## DATA PROVIDED
—————
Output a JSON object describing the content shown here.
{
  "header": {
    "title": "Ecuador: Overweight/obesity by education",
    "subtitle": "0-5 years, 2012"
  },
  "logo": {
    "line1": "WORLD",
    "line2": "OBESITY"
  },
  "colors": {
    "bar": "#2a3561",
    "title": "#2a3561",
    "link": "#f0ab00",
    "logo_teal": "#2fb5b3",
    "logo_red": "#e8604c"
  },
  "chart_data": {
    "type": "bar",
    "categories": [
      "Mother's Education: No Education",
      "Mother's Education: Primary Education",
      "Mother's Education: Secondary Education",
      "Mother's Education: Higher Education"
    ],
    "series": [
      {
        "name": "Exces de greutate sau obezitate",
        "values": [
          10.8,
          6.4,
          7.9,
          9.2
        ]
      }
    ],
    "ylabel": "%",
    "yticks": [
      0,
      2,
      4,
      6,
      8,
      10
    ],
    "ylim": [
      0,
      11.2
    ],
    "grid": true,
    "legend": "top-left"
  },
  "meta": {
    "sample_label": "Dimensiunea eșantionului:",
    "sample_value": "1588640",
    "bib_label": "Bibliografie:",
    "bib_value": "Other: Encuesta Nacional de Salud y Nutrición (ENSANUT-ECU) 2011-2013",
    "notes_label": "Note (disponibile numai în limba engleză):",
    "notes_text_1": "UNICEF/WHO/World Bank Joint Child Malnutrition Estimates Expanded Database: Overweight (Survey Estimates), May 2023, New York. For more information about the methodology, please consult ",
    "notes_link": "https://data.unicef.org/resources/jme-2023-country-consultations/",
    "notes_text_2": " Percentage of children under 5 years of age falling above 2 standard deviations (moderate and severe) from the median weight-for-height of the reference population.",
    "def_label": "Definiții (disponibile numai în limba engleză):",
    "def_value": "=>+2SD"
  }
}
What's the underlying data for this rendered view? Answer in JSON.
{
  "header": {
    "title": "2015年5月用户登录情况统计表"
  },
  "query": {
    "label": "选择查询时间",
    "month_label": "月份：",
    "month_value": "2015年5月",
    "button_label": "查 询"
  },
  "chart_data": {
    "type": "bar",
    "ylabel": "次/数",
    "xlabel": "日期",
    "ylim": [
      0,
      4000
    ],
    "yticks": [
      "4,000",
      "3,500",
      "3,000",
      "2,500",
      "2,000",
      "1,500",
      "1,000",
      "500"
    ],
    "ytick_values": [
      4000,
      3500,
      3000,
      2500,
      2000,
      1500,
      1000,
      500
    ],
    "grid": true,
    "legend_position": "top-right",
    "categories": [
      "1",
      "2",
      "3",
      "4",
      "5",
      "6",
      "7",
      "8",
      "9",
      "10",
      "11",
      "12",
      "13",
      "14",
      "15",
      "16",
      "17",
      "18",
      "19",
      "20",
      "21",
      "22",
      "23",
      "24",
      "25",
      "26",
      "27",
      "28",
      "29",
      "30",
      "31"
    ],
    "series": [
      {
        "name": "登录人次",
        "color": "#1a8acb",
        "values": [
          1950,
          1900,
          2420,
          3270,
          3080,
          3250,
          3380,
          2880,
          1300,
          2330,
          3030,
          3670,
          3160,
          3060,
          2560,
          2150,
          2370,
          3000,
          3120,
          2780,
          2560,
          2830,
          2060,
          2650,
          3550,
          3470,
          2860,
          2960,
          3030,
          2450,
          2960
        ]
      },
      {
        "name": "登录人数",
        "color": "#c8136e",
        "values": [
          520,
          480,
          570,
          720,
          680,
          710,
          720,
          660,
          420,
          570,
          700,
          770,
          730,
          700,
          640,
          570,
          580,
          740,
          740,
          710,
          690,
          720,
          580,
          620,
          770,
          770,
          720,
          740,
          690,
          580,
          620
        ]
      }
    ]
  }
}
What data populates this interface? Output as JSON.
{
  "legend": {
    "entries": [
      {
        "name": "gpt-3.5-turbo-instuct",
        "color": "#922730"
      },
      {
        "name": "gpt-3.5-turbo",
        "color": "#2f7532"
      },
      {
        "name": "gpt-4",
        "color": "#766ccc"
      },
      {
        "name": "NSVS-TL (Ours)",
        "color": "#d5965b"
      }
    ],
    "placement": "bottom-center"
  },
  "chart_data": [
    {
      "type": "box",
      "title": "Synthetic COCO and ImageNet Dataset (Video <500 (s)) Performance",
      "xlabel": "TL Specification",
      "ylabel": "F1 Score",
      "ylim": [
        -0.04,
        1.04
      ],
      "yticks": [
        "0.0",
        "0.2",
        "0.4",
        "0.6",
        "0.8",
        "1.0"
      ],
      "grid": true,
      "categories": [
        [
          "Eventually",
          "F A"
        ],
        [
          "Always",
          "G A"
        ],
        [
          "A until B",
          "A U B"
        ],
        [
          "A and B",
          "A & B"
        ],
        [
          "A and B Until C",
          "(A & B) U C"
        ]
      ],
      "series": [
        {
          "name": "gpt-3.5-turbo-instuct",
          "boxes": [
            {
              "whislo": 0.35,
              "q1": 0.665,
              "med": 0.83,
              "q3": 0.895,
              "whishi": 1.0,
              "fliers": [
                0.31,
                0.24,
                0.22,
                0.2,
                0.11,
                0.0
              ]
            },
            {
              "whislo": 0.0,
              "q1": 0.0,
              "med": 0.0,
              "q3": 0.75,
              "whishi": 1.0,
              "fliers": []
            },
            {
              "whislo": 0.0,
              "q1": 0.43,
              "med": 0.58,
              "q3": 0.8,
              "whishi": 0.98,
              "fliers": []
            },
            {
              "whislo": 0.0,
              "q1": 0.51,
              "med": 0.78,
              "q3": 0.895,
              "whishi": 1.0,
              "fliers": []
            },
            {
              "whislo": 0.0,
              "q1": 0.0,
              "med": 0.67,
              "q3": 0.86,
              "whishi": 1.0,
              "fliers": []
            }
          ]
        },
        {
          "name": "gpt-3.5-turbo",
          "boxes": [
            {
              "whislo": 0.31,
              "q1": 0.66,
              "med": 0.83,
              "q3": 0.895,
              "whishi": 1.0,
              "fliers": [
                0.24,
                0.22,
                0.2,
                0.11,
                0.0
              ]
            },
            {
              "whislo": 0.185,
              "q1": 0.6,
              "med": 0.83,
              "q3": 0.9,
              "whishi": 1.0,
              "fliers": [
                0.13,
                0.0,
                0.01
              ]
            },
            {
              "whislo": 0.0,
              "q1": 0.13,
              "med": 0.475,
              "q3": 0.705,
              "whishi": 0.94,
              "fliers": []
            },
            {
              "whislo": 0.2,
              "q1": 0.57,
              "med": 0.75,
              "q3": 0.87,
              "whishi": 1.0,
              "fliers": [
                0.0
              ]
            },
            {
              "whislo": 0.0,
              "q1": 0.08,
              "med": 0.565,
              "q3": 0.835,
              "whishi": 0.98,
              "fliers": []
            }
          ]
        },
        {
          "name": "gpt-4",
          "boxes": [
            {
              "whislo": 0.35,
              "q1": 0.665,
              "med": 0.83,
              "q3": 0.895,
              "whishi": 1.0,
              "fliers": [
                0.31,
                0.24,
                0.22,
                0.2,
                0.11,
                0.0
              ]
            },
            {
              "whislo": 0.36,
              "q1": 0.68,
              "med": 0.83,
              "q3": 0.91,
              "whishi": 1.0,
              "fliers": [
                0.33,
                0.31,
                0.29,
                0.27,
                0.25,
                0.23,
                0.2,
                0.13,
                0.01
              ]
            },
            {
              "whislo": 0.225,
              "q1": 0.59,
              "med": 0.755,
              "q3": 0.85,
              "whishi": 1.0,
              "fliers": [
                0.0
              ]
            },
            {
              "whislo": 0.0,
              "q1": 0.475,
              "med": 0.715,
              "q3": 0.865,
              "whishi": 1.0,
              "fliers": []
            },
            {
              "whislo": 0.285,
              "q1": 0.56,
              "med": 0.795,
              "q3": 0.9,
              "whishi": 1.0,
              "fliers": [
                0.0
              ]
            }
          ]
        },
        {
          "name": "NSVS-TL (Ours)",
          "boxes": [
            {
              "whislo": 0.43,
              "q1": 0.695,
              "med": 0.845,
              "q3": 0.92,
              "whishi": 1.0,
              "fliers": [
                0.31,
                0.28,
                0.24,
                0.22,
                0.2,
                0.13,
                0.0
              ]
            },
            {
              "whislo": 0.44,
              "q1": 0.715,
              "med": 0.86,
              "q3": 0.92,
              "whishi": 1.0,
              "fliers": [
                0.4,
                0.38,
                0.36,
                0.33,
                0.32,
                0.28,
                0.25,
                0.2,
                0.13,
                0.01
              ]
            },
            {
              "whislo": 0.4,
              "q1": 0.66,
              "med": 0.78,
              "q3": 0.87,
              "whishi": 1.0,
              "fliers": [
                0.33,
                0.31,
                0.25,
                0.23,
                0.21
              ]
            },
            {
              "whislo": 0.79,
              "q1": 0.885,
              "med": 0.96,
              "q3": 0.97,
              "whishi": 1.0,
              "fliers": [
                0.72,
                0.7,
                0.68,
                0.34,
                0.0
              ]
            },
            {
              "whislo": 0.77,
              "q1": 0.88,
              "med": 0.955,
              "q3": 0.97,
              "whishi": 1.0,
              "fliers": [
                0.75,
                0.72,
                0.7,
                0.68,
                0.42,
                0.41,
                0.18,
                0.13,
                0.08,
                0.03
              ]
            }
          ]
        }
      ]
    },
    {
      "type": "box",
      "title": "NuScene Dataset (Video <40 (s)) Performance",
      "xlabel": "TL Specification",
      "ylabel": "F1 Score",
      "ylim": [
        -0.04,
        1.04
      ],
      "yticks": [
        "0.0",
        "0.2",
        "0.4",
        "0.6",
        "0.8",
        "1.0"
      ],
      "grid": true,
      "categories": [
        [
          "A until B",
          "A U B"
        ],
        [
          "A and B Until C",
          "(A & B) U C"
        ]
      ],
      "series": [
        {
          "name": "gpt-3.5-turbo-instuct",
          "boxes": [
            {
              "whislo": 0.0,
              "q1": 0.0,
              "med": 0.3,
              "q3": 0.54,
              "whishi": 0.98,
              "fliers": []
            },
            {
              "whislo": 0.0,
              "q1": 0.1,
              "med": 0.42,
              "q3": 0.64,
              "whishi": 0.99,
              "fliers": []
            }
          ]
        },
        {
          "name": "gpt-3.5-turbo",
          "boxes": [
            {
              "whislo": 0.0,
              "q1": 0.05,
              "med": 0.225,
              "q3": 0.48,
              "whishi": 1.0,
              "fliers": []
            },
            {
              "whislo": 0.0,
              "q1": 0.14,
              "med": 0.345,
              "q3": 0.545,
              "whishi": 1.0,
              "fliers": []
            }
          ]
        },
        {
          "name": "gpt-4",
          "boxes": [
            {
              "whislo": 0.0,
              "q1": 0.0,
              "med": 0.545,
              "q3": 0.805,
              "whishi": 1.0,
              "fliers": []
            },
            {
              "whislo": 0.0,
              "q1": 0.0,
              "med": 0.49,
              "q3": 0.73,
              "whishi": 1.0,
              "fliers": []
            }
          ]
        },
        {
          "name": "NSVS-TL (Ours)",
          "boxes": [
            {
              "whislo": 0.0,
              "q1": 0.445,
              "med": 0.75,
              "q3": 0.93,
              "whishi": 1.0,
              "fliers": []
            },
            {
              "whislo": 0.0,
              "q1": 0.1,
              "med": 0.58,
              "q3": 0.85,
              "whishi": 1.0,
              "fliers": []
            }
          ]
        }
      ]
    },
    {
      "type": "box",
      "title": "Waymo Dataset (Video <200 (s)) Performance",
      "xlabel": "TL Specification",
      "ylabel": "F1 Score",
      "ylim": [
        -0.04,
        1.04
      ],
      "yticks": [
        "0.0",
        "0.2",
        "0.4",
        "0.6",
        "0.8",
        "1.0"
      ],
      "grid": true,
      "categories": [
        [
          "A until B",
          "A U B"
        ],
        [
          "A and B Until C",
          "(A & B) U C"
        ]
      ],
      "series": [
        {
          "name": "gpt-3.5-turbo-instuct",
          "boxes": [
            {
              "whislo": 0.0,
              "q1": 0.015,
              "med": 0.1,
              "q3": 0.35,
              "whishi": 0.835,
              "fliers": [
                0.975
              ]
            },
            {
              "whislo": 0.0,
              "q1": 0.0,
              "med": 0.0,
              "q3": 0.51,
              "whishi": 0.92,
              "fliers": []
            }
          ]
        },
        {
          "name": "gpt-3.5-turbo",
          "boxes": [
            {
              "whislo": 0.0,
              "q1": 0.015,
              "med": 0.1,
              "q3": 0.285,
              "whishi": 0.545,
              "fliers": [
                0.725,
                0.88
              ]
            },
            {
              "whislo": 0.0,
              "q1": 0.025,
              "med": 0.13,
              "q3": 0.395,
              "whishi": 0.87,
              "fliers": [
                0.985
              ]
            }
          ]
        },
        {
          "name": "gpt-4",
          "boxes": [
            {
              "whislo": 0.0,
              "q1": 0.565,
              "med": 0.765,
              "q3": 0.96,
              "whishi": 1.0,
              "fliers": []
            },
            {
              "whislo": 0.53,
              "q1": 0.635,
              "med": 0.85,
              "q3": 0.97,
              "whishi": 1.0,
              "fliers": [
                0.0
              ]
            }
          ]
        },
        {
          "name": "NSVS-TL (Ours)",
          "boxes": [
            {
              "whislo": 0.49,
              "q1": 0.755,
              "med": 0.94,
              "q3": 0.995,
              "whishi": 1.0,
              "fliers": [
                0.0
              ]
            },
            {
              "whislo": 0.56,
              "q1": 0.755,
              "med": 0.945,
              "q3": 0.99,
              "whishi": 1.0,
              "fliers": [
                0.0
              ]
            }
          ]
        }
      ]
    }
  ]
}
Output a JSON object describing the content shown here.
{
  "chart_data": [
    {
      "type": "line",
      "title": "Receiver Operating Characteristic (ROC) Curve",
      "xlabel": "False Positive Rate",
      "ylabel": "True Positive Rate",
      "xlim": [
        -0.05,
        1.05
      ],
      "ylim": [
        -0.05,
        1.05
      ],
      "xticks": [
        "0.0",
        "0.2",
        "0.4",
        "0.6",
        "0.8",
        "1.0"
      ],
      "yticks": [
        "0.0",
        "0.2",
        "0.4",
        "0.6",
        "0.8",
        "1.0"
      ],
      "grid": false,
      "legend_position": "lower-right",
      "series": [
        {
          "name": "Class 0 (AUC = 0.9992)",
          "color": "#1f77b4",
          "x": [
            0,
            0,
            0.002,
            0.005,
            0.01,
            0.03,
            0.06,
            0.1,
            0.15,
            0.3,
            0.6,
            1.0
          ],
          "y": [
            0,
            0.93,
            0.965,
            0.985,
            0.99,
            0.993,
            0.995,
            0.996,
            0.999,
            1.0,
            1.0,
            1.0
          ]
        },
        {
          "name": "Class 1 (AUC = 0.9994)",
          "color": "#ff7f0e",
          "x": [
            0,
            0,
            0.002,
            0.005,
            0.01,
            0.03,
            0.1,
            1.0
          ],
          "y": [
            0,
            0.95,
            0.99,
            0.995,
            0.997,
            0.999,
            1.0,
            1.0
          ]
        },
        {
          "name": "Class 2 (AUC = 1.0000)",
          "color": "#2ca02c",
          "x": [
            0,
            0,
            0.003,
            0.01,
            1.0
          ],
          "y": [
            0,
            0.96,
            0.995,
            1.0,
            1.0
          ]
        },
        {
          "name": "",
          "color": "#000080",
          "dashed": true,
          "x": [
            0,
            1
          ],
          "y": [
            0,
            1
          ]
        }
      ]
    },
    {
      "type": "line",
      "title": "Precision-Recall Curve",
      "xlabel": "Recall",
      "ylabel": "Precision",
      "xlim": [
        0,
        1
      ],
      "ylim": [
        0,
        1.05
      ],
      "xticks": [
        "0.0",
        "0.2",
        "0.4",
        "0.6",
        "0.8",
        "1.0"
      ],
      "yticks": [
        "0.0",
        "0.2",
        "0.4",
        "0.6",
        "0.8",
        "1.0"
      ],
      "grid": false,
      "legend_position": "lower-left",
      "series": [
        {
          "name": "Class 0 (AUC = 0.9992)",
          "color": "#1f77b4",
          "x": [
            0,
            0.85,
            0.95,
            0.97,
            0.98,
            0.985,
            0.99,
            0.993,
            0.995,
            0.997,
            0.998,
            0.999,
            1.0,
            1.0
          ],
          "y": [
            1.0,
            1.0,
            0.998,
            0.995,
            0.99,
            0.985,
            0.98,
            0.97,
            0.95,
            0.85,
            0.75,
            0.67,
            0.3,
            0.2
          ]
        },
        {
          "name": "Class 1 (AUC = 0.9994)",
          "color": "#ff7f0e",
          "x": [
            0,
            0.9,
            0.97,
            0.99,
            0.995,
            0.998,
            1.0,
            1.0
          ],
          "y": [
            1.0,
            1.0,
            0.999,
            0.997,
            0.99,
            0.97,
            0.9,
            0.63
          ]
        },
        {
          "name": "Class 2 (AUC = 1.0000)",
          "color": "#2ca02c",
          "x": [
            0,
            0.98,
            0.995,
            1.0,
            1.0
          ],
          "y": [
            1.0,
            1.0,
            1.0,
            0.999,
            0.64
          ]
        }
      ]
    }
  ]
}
—————
## TASK
Give the count of lines that hold the word "Recall", with nothing added.

## WRITTEN ANSWER
2